EXERCISE PROMPT: Your task is to copy every line of the entries that contains "використання".

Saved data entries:
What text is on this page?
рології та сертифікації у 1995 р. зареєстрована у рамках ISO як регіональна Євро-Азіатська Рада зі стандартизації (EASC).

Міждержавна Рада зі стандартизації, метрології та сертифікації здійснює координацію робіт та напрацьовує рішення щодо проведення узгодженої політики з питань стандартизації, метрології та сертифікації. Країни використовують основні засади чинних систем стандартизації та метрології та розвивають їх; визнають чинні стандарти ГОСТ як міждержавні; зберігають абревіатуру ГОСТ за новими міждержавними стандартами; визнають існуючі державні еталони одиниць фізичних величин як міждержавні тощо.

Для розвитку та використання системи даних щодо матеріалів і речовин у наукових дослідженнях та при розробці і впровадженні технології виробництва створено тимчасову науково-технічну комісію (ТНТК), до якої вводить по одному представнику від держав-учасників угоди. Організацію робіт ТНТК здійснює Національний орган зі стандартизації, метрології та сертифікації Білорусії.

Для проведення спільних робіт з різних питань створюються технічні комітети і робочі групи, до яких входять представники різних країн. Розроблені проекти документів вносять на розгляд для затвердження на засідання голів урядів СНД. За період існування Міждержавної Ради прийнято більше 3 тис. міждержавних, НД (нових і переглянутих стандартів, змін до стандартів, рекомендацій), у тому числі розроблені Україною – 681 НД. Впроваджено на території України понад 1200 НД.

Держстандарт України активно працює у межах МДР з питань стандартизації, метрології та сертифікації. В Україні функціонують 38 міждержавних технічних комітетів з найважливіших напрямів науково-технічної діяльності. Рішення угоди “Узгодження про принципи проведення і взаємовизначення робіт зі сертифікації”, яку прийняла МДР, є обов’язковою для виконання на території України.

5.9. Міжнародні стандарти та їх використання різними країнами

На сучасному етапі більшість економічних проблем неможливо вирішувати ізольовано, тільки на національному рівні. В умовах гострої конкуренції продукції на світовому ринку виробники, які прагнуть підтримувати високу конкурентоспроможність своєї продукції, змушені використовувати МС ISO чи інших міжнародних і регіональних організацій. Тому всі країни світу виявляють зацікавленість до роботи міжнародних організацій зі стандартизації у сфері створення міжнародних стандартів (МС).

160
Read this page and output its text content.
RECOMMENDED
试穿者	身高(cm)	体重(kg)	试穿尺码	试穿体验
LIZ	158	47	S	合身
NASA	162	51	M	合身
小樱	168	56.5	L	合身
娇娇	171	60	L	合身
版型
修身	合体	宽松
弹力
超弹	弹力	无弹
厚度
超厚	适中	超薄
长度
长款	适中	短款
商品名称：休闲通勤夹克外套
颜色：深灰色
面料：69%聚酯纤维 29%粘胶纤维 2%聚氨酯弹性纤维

REPLY TO THE TASK:
Для розвитку та використання системи даних щодо матеріалів і речовин у наукових дослідженнях та при розробці і впровадженні технології виробництва створено тимчасову науково-технічну комісію (ТНТК), до якої вводить по одному представнику від держав-учасників угоди. Організацію робіт ТНТК здійснює Національний орган зі стандартизації, метрології та сертифікації Білорусії.
5.9. Міжнародні стандарти та їх використання різними країнами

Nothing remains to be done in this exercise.